[Items from a dataset]
********

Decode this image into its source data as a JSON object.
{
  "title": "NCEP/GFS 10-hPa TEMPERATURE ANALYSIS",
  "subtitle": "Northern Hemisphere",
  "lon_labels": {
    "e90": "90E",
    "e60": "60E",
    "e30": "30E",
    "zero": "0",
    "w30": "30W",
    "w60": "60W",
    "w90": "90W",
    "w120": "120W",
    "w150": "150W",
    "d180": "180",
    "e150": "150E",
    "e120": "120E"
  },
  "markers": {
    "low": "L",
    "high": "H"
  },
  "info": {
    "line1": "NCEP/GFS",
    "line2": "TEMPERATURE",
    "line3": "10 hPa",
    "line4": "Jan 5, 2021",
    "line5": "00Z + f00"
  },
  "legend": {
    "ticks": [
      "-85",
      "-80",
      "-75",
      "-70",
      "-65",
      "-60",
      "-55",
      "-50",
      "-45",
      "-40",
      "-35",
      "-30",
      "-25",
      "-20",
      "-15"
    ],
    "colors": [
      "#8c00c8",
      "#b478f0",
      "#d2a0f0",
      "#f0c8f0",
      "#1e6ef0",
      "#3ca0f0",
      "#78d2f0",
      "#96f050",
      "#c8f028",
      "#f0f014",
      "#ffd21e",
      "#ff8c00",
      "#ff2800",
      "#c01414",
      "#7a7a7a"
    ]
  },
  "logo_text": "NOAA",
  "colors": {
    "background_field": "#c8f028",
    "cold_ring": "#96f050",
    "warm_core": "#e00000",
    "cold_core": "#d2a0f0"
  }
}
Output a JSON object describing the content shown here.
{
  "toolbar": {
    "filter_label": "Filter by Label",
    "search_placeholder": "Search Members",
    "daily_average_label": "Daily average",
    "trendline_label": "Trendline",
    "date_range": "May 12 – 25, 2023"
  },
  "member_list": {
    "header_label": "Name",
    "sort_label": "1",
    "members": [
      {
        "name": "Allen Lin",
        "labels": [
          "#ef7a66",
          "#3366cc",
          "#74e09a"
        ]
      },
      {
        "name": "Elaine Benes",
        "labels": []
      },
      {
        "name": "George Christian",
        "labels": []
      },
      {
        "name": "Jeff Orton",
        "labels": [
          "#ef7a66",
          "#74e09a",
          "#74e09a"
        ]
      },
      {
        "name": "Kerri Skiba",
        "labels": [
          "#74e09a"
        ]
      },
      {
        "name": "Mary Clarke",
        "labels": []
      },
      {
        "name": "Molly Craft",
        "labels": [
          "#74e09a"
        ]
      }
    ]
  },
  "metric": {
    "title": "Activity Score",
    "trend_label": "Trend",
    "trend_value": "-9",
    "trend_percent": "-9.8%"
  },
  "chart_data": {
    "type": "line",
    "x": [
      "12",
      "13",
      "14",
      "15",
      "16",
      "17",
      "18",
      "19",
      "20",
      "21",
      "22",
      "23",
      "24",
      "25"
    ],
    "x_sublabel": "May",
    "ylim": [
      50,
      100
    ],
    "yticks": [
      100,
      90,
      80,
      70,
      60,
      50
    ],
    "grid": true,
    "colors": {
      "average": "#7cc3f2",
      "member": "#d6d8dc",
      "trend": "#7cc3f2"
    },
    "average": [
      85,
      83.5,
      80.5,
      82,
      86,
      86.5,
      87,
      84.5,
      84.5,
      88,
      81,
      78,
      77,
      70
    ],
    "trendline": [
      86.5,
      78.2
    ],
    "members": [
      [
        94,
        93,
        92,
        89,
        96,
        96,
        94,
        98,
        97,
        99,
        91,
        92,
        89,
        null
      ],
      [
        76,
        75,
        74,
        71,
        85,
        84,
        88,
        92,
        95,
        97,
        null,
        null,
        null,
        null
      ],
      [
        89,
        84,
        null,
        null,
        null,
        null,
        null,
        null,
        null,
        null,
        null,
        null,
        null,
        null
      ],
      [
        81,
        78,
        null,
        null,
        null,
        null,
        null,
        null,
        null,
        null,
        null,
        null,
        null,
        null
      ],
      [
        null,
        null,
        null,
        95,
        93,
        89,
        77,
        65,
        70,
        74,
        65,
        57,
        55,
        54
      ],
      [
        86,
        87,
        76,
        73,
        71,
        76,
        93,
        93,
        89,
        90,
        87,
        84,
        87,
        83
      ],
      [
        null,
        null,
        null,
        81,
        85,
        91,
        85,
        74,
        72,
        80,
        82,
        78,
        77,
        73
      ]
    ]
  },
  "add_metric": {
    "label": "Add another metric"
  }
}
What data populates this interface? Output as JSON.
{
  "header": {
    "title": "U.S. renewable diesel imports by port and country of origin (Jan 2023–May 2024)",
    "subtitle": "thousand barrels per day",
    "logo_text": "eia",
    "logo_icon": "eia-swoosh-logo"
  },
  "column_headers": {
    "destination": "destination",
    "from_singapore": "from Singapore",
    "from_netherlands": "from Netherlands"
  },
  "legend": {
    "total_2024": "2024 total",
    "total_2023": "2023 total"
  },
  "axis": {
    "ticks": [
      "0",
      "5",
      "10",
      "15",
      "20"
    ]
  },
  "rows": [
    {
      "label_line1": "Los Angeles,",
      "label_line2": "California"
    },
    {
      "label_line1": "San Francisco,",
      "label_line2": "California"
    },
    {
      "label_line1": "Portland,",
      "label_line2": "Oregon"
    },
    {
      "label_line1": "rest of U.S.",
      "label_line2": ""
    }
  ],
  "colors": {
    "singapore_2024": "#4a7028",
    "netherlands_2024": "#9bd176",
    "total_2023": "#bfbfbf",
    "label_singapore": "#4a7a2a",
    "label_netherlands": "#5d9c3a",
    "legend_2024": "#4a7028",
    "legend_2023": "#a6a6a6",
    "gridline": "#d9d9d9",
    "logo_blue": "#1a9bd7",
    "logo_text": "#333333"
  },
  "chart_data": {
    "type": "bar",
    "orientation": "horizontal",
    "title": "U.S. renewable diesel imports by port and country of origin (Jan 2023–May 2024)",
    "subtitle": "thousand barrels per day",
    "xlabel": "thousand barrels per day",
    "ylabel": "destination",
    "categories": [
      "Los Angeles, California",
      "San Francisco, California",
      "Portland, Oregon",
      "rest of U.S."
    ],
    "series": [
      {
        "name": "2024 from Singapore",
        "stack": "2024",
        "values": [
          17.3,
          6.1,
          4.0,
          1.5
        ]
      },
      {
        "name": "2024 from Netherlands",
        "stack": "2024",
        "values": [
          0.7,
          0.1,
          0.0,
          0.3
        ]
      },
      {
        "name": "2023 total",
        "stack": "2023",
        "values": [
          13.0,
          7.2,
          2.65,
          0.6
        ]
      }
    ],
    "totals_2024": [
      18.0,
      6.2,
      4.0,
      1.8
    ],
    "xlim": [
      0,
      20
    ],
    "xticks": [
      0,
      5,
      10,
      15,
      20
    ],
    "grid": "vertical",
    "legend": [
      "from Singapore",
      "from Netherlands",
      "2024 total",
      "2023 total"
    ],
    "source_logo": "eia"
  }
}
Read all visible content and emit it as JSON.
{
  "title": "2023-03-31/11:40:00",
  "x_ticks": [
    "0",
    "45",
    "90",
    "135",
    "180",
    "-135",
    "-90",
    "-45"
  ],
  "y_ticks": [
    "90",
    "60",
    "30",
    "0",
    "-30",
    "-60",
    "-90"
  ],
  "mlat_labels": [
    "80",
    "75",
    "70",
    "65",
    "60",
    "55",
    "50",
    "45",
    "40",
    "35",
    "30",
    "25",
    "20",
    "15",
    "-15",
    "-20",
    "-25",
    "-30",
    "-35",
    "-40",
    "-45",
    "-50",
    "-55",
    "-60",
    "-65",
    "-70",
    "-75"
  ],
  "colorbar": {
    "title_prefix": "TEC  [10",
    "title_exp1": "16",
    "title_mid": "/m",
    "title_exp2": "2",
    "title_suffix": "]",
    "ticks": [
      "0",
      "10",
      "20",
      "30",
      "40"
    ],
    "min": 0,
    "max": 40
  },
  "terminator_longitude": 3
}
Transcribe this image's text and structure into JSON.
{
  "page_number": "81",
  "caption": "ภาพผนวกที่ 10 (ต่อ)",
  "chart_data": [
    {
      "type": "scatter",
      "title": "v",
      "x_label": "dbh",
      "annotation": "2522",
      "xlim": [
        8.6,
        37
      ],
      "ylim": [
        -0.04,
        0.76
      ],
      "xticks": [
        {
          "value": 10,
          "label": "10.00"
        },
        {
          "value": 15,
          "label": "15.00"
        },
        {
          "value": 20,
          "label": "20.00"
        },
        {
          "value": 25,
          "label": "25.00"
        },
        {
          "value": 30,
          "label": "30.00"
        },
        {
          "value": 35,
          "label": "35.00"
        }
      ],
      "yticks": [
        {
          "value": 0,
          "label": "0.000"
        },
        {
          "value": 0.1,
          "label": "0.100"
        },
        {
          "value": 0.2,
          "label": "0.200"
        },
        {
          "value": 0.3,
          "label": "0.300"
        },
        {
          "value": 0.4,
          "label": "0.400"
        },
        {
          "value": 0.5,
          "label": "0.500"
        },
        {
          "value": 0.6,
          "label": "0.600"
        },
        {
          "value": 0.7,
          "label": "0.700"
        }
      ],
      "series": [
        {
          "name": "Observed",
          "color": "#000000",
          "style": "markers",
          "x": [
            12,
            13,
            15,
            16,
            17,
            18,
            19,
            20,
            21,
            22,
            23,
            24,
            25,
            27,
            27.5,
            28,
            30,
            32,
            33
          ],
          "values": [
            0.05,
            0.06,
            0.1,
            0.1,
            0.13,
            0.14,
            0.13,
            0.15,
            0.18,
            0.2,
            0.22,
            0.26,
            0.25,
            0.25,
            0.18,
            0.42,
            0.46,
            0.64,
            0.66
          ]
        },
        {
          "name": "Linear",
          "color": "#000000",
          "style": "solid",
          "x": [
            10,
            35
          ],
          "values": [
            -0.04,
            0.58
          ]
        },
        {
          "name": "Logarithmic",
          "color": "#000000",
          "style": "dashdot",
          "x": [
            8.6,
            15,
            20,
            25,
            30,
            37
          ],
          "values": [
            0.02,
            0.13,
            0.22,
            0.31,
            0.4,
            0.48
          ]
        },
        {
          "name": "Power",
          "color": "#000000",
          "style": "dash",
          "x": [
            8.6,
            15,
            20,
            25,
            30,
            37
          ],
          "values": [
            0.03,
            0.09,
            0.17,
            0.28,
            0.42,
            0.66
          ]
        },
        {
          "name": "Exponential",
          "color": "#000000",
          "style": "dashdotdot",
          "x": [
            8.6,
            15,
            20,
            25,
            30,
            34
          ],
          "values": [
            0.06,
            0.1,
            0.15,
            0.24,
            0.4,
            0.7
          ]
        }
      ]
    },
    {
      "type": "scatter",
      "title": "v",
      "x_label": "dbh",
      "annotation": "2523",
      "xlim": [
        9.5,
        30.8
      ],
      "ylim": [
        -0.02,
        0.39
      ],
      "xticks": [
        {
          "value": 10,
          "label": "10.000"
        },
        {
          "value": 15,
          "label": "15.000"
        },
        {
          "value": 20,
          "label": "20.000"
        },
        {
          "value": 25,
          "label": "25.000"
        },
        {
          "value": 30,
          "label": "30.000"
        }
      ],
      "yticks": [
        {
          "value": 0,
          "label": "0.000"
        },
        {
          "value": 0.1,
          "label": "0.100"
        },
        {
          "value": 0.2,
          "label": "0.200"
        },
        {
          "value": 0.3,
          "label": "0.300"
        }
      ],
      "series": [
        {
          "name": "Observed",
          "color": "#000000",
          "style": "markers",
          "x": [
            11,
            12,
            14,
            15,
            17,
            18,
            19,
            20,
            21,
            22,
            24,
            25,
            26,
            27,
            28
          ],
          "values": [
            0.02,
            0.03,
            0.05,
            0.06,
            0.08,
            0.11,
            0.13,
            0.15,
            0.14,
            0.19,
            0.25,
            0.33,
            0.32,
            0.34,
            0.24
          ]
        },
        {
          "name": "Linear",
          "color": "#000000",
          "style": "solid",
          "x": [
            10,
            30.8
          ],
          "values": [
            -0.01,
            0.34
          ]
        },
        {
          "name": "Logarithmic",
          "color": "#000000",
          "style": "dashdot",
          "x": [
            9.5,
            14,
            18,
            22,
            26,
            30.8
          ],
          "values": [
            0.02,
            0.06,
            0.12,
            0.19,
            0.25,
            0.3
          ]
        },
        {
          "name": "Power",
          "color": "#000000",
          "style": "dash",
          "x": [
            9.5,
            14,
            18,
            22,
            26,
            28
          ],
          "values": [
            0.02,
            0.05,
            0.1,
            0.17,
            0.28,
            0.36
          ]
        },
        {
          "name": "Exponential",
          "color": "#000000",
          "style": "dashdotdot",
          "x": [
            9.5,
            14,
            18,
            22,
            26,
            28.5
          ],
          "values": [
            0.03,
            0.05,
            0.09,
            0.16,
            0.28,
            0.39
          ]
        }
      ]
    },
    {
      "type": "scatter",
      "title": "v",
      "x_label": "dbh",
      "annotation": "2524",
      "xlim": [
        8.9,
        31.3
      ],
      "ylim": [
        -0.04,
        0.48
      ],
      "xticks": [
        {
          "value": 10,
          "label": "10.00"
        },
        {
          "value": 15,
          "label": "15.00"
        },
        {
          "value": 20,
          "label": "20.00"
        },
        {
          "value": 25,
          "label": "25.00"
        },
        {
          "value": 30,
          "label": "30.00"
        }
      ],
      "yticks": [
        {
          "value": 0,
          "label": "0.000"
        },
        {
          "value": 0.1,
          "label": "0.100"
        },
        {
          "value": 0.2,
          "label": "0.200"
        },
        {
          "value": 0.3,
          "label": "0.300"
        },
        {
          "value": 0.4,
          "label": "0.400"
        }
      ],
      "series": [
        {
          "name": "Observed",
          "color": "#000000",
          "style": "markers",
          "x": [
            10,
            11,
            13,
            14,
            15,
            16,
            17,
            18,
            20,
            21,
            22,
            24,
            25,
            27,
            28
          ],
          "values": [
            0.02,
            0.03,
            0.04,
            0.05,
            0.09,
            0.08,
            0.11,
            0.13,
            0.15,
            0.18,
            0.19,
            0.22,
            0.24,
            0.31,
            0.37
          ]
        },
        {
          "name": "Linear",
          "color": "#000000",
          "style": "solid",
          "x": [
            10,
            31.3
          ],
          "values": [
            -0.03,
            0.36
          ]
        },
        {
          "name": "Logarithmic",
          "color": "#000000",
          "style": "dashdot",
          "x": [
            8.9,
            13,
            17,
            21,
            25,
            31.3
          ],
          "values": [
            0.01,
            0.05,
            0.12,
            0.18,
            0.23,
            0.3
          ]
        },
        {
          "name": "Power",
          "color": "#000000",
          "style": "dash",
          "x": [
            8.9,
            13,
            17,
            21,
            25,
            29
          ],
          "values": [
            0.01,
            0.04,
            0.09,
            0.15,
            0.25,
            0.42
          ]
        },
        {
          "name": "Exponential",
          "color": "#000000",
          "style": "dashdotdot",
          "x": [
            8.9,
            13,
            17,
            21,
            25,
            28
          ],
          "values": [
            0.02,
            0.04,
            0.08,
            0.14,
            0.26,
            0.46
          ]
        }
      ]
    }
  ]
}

********

▶ SHORT TASK
Read the lines above. Gather those in which the string "content" is found.

▶ SOLUTION FOR THIS TASK
Output a JSON object describing the content shown here.
Read all visible content and emit it as JSON.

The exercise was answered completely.